*Extract*:
___

The destruction of the sailing records means that much about the voyages remains conjectural. It is by no means impossible that the Chinese rounded the southern end of Africa and saw the Atlantic. It seems impossible that they would not have known of Australia. Asian vessels were extremely seaworthy and chance voyages by fishing or trading vessels across the Pacific are certainly possible. Gavin Menzies, a former British Royal Navy officer, has an interpretation that puts all these ideas in the shade. In 1421: The Year China Discovered America, he argues that the last great Ming voyage was a global exploration venture that took the Chinese to every continent except, curiously, Europe.

If anyone could have done it, the Chinese could. But did they?

Anyone familiar with the works of Immanuel Velikovsky, Charles Berlitz or Erich von Daniken will feel right at home with Gavin Menzies. The flavor is exactly the same. It's all there: Piri Reis map, check; Bimini Wall, check; unexplained ruins, check; long lists of alleged wonders with no documentation, check; prosaic illustrations taking up space instead of actual pictures of alleged finds, check. The only difference is this time it's not aliens or Atlanteans, but Chinese who are responsible.

Page references are to 1421: The Year China Discovered America (Harper Perennial edition, 2004).

What Menzies Doesn't Have

Navigational Howlers

The Chinese could not determine their latitude south of the equator, where Polaris was invisible. It was a problem that had to be solved. A star or stars in the southern hemisphere that could fulfill the function of Polaris in the northern had to be identified before Zhu Di's dream of charting the whole world could be realized (p. 92)

For a career naval officer to make such a statement is unbelievable - it reveals a complete ignorance of celestial navigation. First, there's nothing magical about Polaris - it's simply an accident that right now there is a bright star close to the north celestial pole. Precession (a term not in the index of Menzies' book, by the way, though he mentions it a couple of times) will bring the north celestial pole closer to Polaris for about another century. In 1421, Polaris was over three degrees from the north celestial pole. It was still the best north pole star, but would have moved very perceptibly in the course of a night. If you naively assumed Polaris marked the north celestial pole, your determination of latitude could have been off by up to 360 kilometers . If you assumed Polaris marked due north, your course headings would have varied as much as 6 degrees in a single night.

___

Reproduce verbatim the portion of the Menzies critique that lies between "Page references are" and "realized (p. 92)", inclusive.

___

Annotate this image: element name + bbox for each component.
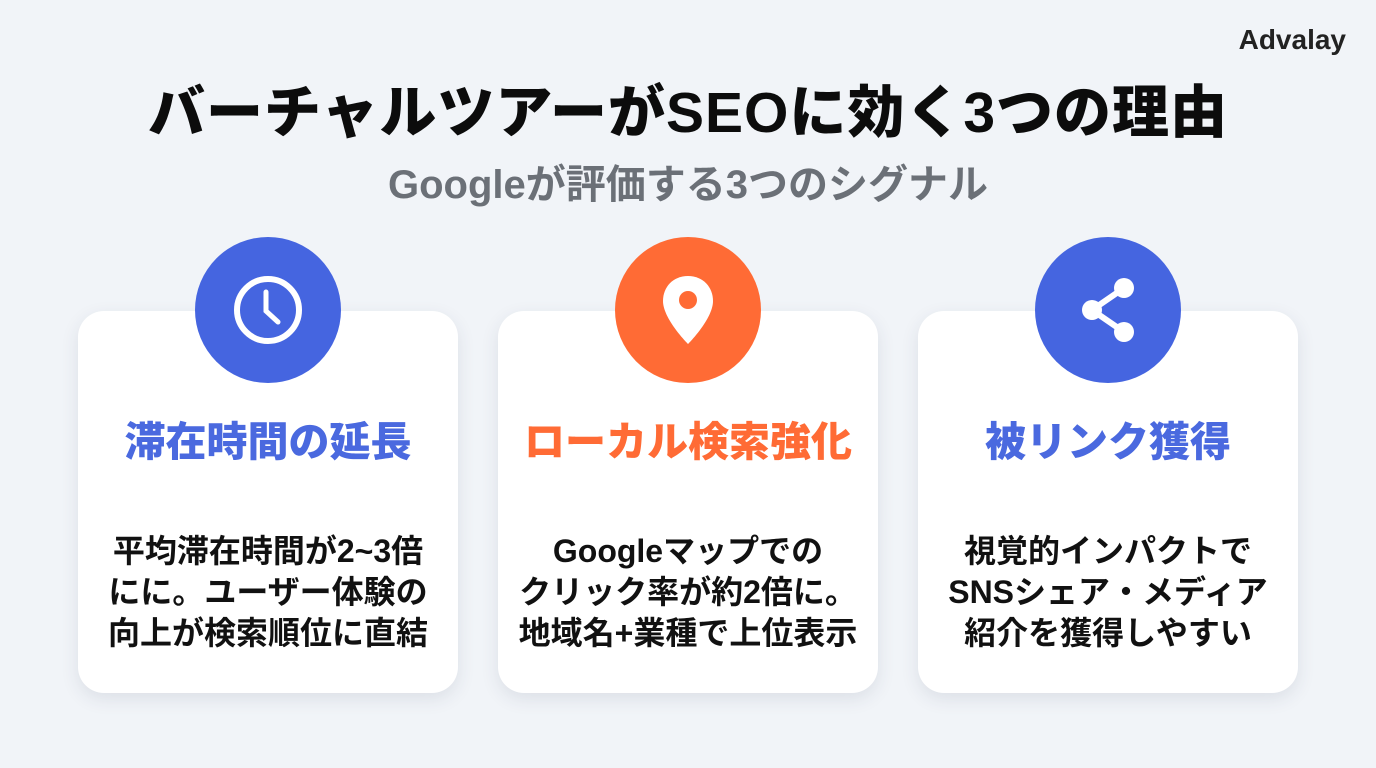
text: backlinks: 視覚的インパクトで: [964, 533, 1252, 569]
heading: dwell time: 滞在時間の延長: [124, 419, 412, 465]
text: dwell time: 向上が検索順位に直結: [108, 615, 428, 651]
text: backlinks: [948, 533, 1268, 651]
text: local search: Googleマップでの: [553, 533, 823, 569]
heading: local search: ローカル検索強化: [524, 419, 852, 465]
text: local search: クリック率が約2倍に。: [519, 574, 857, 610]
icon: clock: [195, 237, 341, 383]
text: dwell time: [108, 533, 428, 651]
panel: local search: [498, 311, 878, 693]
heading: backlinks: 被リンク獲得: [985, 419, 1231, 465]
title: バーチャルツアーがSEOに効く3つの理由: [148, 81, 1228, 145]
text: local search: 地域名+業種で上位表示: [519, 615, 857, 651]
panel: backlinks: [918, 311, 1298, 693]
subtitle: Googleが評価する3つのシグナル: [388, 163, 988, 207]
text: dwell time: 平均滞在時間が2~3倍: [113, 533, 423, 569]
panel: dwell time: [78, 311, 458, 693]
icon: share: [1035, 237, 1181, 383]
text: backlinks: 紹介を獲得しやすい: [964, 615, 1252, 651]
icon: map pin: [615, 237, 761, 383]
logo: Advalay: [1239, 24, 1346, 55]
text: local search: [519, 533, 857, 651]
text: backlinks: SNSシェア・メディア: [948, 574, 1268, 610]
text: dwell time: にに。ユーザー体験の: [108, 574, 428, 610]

___

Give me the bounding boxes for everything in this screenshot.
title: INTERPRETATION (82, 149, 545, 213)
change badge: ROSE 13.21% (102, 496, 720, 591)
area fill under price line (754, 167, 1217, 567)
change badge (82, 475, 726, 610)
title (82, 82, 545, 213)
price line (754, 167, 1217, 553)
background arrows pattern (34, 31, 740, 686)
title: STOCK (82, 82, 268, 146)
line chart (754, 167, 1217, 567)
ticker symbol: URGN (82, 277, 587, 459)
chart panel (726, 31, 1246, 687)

___

*Answer*:
Page references are to 1421: The Year China Discovered America (Harper Perennial edition, 2004).

What Menzies Doesn't Have

Navigational Howlers

The Chinese could not determine their latitude south of the equator, where Polaris was invisible. It was a problem that had to be solved. A star or stars in the southern hemisphere that could fulfill the function of Polaris in the northern had to be identified before Zhu Di's dream of charting the whole world could be realized (p. 92)